----- Excerpted records

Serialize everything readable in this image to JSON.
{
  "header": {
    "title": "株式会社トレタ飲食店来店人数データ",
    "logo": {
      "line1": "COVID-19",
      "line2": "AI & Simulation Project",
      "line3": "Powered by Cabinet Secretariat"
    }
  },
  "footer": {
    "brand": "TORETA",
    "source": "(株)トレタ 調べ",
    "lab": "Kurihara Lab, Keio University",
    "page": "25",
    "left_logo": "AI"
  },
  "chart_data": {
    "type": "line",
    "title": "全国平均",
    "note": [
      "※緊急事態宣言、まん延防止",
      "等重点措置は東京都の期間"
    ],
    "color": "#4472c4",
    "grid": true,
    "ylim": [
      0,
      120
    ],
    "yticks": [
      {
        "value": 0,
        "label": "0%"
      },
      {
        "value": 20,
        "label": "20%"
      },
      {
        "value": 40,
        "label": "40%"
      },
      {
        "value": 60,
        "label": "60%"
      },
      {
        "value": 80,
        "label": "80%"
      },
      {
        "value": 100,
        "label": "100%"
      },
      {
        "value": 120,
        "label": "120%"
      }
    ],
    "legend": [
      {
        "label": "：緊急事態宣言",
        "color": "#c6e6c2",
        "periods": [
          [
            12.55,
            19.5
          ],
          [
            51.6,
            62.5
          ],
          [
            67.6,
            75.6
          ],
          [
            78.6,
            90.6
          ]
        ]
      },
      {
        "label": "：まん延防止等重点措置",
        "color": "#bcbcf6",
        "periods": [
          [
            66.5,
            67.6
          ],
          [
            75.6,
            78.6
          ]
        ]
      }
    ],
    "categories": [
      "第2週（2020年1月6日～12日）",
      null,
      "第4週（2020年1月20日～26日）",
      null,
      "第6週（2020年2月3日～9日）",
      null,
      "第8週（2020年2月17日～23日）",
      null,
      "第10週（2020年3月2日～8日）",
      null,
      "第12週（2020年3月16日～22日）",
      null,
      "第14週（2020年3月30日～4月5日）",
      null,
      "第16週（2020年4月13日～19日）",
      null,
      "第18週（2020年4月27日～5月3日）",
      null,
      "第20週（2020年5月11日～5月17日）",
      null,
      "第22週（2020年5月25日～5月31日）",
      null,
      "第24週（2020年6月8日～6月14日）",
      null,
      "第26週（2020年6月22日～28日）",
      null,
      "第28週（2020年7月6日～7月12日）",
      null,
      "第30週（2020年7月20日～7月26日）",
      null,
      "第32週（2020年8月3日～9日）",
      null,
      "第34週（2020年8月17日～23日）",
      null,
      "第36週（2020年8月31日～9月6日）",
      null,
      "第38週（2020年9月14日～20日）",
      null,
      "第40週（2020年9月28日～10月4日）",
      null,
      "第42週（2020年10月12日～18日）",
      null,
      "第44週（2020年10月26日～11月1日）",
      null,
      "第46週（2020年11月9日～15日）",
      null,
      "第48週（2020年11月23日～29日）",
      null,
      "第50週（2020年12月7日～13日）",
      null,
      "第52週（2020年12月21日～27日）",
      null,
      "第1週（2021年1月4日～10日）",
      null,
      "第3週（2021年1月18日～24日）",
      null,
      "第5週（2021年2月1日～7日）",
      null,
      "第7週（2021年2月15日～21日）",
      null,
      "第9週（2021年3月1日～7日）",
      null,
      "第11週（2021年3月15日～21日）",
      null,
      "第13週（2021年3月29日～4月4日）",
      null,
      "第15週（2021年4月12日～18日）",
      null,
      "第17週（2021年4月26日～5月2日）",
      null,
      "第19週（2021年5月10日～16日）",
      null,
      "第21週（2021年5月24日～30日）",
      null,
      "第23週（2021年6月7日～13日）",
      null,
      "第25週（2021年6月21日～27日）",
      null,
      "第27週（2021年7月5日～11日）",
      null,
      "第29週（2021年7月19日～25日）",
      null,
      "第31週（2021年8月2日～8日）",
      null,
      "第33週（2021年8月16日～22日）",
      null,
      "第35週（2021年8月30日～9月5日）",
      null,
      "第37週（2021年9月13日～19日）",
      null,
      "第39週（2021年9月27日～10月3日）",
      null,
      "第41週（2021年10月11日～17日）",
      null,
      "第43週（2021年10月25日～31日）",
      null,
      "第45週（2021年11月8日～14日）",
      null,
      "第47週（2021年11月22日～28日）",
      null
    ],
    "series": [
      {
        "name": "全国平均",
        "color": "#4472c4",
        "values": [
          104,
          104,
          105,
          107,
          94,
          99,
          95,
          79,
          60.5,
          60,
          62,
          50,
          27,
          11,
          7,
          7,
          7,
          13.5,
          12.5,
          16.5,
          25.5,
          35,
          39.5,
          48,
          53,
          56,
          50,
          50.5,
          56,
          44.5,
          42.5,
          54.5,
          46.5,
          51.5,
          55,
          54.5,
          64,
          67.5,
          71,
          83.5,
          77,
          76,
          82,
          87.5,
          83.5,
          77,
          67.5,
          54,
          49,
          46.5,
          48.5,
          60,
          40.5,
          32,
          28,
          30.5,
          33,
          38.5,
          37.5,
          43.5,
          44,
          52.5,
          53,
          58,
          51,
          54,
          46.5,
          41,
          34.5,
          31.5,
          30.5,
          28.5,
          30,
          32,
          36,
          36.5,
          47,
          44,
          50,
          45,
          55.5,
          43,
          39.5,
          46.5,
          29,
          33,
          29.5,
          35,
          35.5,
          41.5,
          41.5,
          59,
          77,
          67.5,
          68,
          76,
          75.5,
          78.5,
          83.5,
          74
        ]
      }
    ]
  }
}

----------

Problem requirements: Every record should be given again exactly.

Finished task:
Serialize everything readable in this image to JSON.
{
  "header": {
    "title": "株式会社トレタ飲食店来店人数データ",
    "logo": {
      "line1": "COVID-19",
      "line2": "AI & Simulation Project",
      "line3": "Powered by Cabinet Secretariat"
    }
  },
  "footer": {
    "brand": "TORETA",
    "source": "(株)トレタ 調べ",
    "lab": "Kurihara Lab, Keio University",
    "page": "25",
    "left_logo": "AI"
  },
  "chart_data": {
    "type": "line",
    "title": "全国平均",
    "note": [
      "※緊急事態宣言、まん延防止",
      "等重点措置は東京都の期間"
    ],
    "color": "#4472c4",
    "grid": true,
    "ylim": [
      0,
      120
    ],
    "yticks": [
      {
        "value": 0,
        "label": "0%"
      },
      {
        "value": 20,
        "label": "20%"
      },
      {
        "value": 40,
        "label": "40%"
      },
      {
        "value": 60,
        "label": "60%"
      },
      {
        "value": 80,
        "label": "80%"
      },
      {
        "value": 100,
        "label": "100%"
      },
      {
        "value": 120,
        "label": "120%"
      }
    ],
    "legend": [
      {
        "label": "：緊急事態宣言",
        "color": "#c6e6c2",
        "periods": [
          [
            12.55,
            19.5
          ],
          [
            51.6,
            62.5
          ],
          [
            67.6,
            75.6
          ],
          [
            78.6,
            90.6
          ]
        ]
      },
      {
        "label": "：まん延防止等重点措置",
        "color": "#bcbcf6",
        "periods": [
          [
            66.5,
            67.6
          ],
          [
            75.6,
            78.6
          ]
        ]
      }
    ],
    "categories": [
      "第2週（2020年1月6日～12日）",
      null,
      "第4週（2020年1月20日～26日）",
      null,
      "第6週（2020年2月3日～9日）",
      null,
      "第8週（2020年2月17日～23日）",
      null,
      "第10週（2020年3月2日～8日）",
      null,
      "第12週（2020年3月16日～22日）",
      null,
      "第14週（2020年3月30日～4月5日）",
      null,
      "第16週（2020年4月13日～19日）",
      null,
      "第18週（2020年4月27日～5月3日）",
      null,
      "第20週（2020年5月11日～5月17日）",
      null,
      "第22週（2020年5月25日～5月31日）",
      null,
      "第24週（2020年6月8日～6月14日）",
      null,
      "第26週（2020年6月22日～28日）",
      null,
      "第28週（2020年7月6日～7月12日）",
      null,
      "第30週（2020年7月20日～7月26日）",
      null,
      "第32週（2020年8月3日～9日）",
      null,
      "第34週（2020年8月17日～23日）",
      null,
      "第36週（2020年8月31日～9月6日）",
      null,
      "第38週（2020年9月14日～20日）",
      null,
      "第40週（2020年9月28日～10月4日）",
      null,
      "第42週（2020年10月12日～18日）",
      null,
      "第44週（2020年10月26日～11月1日）",
      null,
      "第46週（2020年11月9日～15日）",
      null,
      "第48週（2020年11月23日～29日）",
      null,
      "第50週（2020年12月7日～13日）",
      null,
      "第52週（2020年12月21日～27日）",
      null,
      "第1週（2021年1月4日～10日）",
      null,
      "第3週（2021年1月18日～24日）",
      null,
      "第5週（2021年2月1日～7日）",
      null,
      "第7週（2021年2月15日～21日）",
      null,
      "第9週（2021年3月1日～7日）",
      null,
      "第11週（2021年3月15日～21日）",
      null,
      "第13週（2021年3月29日～4月4日）",
      null,
      "第15週（2021年4月12日～18日）",
      null,
      "第17週（2021年4月26日～5月2日）",
      null,
      "第19週（2021年5月10日～16日）",
      null,
      "第21週（2021年5月24日～30日）",
      null,
      "第23週（2021年6月7日～13日）",
      null,
      "第25週（2021年6月21日～27日）",
      null,
      "第27週（2021年7月5日～11日）",
      null,
      "第29週（2021年7月19日～25日）",
      null,
      "第31週（2021年8月2日～8日）",
      null,
      "第33週（2021年8月16日～22日）",
      null,
      "第35週（2021年8月30日～9月5日）",
      null,
      "第37週（2021年9月13日～19日）",
      null,
      "第39週（2021年9月27日～10月3日）",
      null,
      "第41週（2021年10月11日～17日）",
      null,
      "第43週（2021年10月25日～31日）",
      null,
      "第45週（2021年11月8日～14日）",
      null,
      "第47週（2021年11月22日～28日）",
      null
    ],
    "series": [
      {
        "name": "全国平均",
        "color": "#4472c4",
        "values": [
          104,
          104,
          105,
          107,
          94,
          99,
          95,
          79,
          60.5,
          60,
          62,
          50,
          27,
          11,
          7,
          7,
          7,
          13.5,
          12.5,
          16.5,
          25.5,
          35,
          39.5,
          48,
          53,
          56,
          50,
          50.5,
          56,
          44.5,
          42.5,
          54.5,
          46.5,
          51.5,
          55,
          54.5,
          64,
          67.5,
          71,
          83.5,
          77,
          76,
          82,
          87.5,
          83.5,
          77,
          67.5,
          54,
          49,
          46.5,
          48.5,
          60,
          40.5,
          32,
          28,
          30.5,
          33,
          38.5,
          37.5,
          43.5,
          44,
          52.5,
          53,
          58,
          51,
          54,
          46.5,
          41,
          34.5,
          31.5,
          30.5,
          28.5,
          30,
          32,
          36,
          36.5,
          47,
          44,
          50,
          45,
          55.5,
          43,
          39.5,
          46.5,
          29,
          33,
          29.5,
          35,
          35.5,
          41.5,
          41.5,
          59,
          77,
          67.5,
          68,
          76,
          75.5,
          78.5,
          83.5,
          74
        ]
      }
    ]
  }
}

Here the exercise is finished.